Extrait du document>

——————————

L’activité commerciale prétendument éthique, alliant principes islamiques et esprit d’entreprise, est-elle en réalité une secte aux méthodes perverses, exploitant les liens familiaux pour tirer profit des parents et de leurs enfants sous prétexte de vie communautaire? Les autorités malaisiennes, dans ce pays à majorité musulmane, inclinent de plus en plus vers la deuxième hypothèse, à mesure que l’enquête sur Global Ikhwan Services and Business Holdings (GISB) progresse. GISB, un groupe successeur d’un mouvement islamique nommé Al-Arqam, banni en Malaisie il y a trente ans, est soupçonné d’abus physiques et psychologiques sur des centaines d’enfants.
Le 21 septembre, la police malaisienne a effectué de nouvelles fouilles dans une centaine de « maisons d’accueil » associées au groupe, qui sont censées accueillir les enfants des membres du groupe, ainsi que des abandonnés et des orphelins. Ce quatrième raid depuis le début du mois porte à plus de 400 le nombre total de victimes présumées, tous des enfants et adolescents, filles et garçons, âgés de 2 à 17 ans. Certains de ceux déjà examinés par des médecins à la suite d’un raid le 11 septembre étaient autistes ou handicapés mais non pris en charge. Au moins 13 adolescents ont subi des agressions sexuelles.
Plus de 350 personnes du personnel de ces maisons d’accueil, ainsi que d’autres établissements associés au groupe, comme des cliniques, ont été arrêtées. Ce groupe, qui compte plus de 5 000 « membres employés », possède également de nombreuses activités liées à la restauration et à la production d’aliments halal. Le 20 septembre, 19 membres de la direction de GISB, dont le PDG Nasiruddin Ali, ont été placés en détention pour enquête. La police a aussi rapporté avoir découvert chez eux des livres et des documents faisant la promotion de la secte interdite.

——————————

Données>
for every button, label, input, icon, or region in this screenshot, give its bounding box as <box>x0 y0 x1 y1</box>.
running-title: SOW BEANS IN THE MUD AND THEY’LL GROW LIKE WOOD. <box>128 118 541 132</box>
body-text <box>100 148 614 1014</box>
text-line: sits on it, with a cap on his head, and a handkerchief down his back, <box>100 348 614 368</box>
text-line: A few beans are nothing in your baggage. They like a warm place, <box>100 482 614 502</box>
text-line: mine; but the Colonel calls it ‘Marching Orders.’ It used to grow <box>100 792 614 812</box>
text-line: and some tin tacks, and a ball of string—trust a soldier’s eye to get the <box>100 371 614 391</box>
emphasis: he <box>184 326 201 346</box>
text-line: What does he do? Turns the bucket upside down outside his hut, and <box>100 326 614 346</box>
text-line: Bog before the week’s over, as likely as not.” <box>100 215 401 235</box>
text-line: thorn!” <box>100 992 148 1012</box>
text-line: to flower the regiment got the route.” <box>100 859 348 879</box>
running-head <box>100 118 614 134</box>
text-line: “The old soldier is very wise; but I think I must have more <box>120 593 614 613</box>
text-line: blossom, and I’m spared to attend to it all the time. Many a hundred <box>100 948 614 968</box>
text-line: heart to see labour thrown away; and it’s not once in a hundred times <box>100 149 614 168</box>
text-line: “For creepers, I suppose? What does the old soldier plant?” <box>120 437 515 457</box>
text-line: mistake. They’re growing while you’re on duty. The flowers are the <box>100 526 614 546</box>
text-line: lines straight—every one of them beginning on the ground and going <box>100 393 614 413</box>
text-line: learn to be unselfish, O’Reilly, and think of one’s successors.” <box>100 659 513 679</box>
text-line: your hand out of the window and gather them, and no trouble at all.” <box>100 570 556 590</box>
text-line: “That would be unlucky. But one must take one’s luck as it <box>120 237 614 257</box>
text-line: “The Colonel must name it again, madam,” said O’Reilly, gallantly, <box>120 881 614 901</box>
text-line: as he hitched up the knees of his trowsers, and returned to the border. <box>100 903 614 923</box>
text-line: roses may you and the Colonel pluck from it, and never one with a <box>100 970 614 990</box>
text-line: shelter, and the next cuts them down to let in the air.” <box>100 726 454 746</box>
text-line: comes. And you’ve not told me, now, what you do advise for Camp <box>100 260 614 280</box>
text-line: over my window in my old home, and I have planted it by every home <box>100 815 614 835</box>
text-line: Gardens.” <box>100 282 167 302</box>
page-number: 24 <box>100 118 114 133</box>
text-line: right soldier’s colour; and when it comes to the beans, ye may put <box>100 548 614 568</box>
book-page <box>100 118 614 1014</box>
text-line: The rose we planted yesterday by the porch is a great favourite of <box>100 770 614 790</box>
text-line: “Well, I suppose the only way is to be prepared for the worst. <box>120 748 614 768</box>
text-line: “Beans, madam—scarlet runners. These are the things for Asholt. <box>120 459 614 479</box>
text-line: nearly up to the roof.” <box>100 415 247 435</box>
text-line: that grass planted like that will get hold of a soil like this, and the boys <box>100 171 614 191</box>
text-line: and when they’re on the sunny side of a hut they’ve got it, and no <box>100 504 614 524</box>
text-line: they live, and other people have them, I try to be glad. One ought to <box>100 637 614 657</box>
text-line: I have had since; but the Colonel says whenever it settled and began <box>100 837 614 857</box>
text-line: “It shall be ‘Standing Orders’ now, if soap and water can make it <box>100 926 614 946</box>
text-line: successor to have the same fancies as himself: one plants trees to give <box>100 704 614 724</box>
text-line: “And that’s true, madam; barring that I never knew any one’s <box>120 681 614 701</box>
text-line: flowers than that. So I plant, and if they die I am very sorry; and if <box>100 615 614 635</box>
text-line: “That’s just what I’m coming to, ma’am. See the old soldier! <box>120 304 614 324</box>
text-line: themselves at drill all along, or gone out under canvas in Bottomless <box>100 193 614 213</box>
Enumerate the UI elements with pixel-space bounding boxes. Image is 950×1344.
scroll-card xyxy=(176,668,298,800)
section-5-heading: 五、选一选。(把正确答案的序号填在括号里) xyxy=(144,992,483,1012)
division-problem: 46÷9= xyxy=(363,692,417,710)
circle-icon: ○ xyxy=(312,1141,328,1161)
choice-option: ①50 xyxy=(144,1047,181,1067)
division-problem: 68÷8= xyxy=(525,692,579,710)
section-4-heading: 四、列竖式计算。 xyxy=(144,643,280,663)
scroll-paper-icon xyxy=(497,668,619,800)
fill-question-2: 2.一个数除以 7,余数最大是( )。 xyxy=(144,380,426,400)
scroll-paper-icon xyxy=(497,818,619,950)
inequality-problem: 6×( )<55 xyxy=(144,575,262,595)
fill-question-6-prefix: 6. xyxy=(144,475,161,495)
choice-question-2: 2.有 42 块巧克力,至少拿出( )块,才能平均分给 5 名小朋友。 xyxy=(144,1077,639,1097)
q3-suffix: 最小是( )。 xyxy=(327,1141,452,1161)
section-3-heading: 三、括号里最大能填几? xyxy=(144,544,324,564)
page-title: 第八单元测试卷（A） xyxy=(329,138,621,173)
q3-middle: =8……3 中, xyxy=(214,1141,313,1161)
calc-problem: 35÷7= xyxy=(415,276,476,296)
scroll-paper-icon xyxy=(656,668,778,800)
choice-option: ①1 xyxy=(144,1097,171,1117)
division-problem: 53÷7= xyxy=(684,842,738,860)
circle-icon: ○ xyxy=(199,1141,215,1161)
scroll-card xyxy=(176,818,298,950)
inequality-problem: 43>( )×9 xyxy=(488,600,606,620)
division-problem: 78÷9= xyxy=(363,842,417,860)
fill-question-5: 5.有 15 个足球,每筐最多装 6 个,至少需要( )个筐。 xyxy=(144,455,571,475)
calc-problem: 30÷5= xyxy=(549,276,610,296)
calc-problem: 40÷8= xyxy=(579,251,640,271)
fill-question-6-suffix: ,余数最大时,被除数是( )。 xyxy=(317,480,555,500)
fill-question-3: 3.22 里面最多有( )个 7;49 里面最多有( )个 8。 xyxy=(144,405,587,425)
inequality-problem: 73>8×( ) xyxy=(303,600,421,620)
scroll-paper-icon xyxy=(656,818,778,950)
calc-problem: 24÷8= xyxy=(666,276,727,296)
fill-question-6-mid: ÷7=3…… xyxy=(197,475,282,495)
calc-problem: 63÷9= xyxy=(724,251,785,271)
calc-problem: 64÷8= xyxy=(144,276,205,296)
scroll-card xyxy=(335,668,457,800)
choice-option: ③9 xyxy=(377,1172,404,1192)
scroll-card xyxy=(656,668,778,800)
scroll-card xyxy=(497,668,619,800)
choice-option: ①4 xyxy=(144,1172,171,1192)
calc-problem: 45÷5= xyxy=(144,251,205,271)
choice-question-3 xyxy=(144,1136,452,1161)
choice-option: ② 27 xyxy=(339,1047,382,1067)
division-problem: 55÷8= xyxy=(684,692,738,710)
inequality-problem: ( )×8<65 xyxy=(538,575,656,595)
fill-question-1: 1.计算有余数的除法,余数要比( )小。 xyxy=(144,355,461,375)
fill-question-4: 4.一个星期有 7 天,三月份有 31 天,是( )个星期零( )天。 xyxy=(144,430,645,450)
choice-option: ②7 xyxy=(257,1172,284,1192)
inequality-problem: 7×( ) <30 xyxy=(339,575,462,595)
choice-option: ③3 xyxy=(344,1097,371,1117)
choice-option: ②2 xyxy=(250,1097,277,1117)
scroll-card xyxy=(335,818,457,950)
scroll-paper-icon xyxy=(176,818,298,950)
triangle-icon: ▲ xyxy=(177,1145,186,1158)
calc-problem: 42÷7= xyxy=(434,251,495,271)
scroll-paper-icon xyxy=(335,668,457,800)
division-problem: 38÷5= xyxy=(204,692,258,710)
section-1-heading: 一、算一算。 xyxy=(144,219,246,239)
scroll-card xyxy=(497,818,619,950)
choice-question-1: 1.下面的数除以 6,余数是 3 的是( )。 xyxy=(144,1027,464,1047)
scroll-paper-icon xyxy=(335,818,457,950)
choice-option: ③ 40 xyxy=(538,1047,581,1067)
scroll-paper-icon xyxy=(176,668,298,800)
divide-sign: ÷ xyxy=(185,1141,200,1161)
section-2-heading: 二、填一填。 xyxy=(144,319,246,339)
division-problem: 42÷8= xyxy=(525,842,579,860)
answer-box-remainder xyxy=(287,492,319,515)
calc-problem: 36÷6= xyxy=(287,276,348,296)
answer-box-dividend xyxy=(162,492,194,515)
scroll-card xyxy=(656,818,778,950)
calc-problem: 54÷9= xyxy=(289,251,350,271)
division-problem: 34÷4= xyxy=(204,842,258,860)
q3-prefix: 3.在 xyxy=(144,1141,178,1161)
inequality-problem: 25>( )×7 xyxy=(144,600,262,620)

——————————

Exercices à traiter>
[1] Répondez à ces questions d'après l'extrait sur GISB :
(a) Il y a combien de temps le mouvement Al-Arqam a-t-il été banni en Malaisie ?
(b) Quel est l'âge des victimes présumées ?
(c) Combien de membres de la direction de GISB ont été placés en détention le 20 septembre ?
[2] Quelles dates précises figurent dans l'extrait sur GISB ? Donnez-les toutes.

Réponses>
[1]
(a) Il y a trente ans.
(b) De 2 à 17 ans.
(c) 19.

[2] Le 21 septembre, le 11 septembre et le 20 septembre.